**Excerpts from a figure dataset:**

========

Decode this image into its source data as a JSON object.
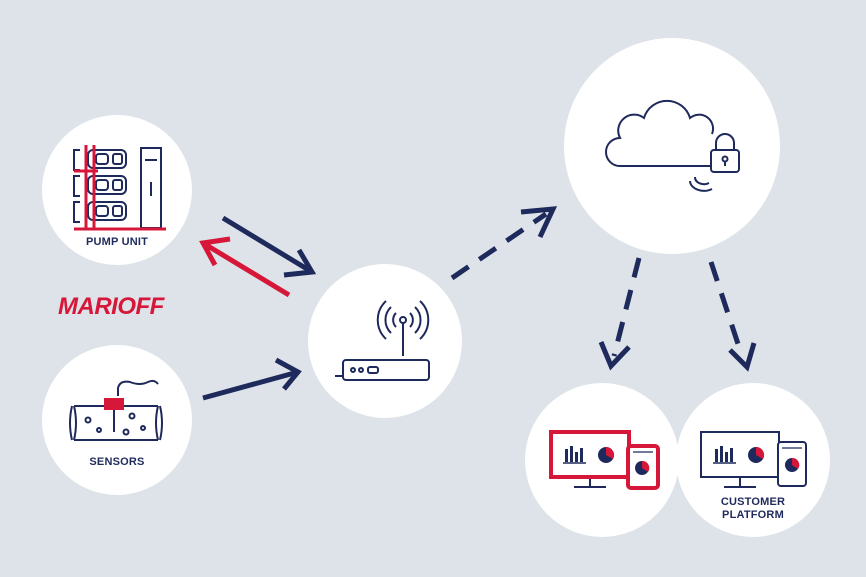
{
  "nodes": {
    "pump_unit": {
      "label": "PUMP UNIT",
      "icon": "pump-unit-icon"
    },
    "sensors": {
      "label": "SENSORS",
      "icon": "pipe-sensor-icon"
    },
    "router": {
      "icon": "wireless-router-icon"
    },
    "cloud": {
      "icon": "secure-cloud-icon"
    },
    "monitor_own": {
      "icon": "dashboard-monitor-tablet-icon"
    },
    "customer_platform": {
      "label_line1": "CUSTOMER",
      "label_line2": "PLATFORM",
      "icon": "dashboard-monitor-tablet-icon"
    }
  },
  "brand": {
    "text": "MARIOFF",
    "color": "#d7173a"
  },
  "colors": {
    "navy": "#1f2a5c",
    "red": "#d7173a",
    "background": "#dde3e8"
  }
}
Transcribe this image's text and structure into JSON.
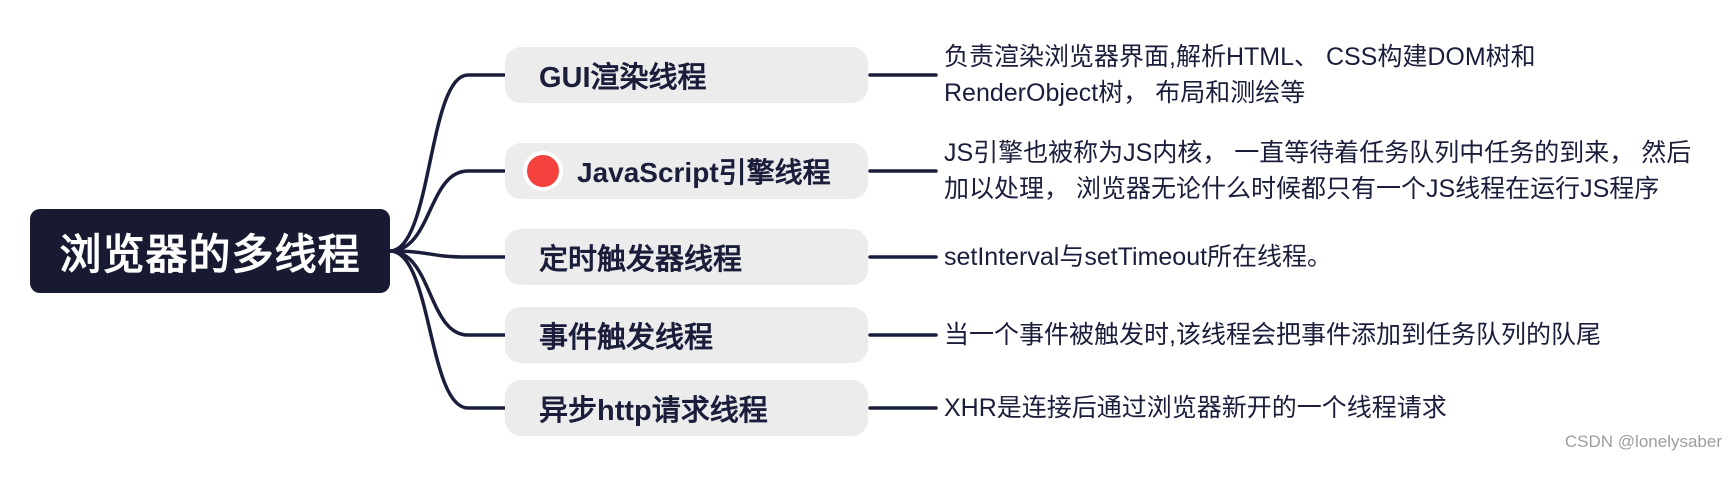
{
  "colors": {
    "navy": "#1a1e3b",
    "node-bg": "#171a31",
    "node-text": "#ffffff",
    "pill-bg": "#ececec",
    "red-dot": "#f5413d",
    "watermark": "#9e9e9e"
  },
  "central": {
    "label": "浏览器的多线程"
  },
  "branches": [
    {
      "label": "GUI渲染线程",
      "desc_line1": "负责渲染浏览器界面,解析HTML、 CSS构建DOM树和",
      "desc_line2": "RenderObject树， 布局和测绘等"
    },
    {
      "label": "JavaScript引擎线程",
      "icon": "red-circle",
      "desc_line1": "JS引擎也被称为JS内核， 一直等待着任务队列中任务的到来， 然后",
      "desc_line2": "加以处理， 浏览器无论什么时候都只有一个JS线程在运行JS程序"
    },
    {
      "label": "定时触发器线程",
      "desc_line1": "setInterval与setTimeout所在线程。"
    },
    {
      "label": "事件触发线程",
      "desc_line1": "当一个事件被触发时,该线程会把事件添加到任务队列的队尾"
    },
    {
      "label": "异步http请求线程",
      "desc_line1": "XHR是连接后通过浏览器新开的一个线程请求"
    }
  ],
  "watermark": "CSDN @lonelysaber"
}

========

**Aim:**
The records above must be transcribed exactly. Pictures are left out of the copy.

**Task result:**
Decode this image into its source data as a JSON object.
{
  "nodes": {
    "pump_unit": {
      "label": "PUMP UNIT",
      "icon": "pump-unit-icon"
    },
    "sensors": {
      "label": "SENSORS",
      "icon": "pipe-sensor-icon"
    },
    "router": {
      "icon": "wireless-router-icon"
    },
    "cloud": {
      "icon": "secure-cloud-icon"
    },
    "monitor_own": {
      "icon": "dashboard-monitor-tablet-icon"
    },
    "customer_platform": {
      "label_line1": "CUSTOMER",
      "label_line2": "PLATFORM",
      "icon": "dashboard-monitor-tablet-icon"
    }
  },
  "brand": {
    "text": "MARIOFF",
    "color": "#d7173a"
  },
  "colors": {
    "navy": "#1f2a5c",
    "red": "#d7173a",
    "background": "#dde3e8"
  }
}
Transcribe this image's text and structure into JSON.
{
  "colors": {
    "navy": "#1a1e3b",
    "node-bg": "#171a31",
    "node-text": "#ffffff",
    "pill-bg": "#ececec",
    "red-dot": "#f5413d",
    "watermark": "#9e9e9e"
  },
  "central": {
    "label": "浏览器的多线程"
  },
  "branches": [
    {
      "label": "GUI渲染线程",
      "desc_line1": "负责渲染浏览器界面,解析HTML、 CSS构建DOM树和",
      "desc_line2": "RenderObject树， 布局和测绘等"
    },
    {
      "label": "JavaScript引擎线程",
      "icon": "red-circle",
      "desc_line1": "JS引擎也被称为JS内核， 一直等待着任务队列中任务的到来， 然后",
      "desc_line2": "加以处理， 浏览器无论什么时候都只有一个JS线程在运行JS程序"
    },
    {
      "label": "定时触发器线程",
      "desc_line1": "setInterval与setTimeout所在线程。"
    },
    {
      "label": "事件触发线程",
      "desc_line1": "当一个事件被触发时,该线程会把事件添加到任务队列的队尾"
    },
    {
      "label": "异步http请求线程",
      "desc_line1": "XHR是连接后通过浏览器新开的一个线程请求"
    }
  ],
  "watermark": "CSDN @lonelysaber"
}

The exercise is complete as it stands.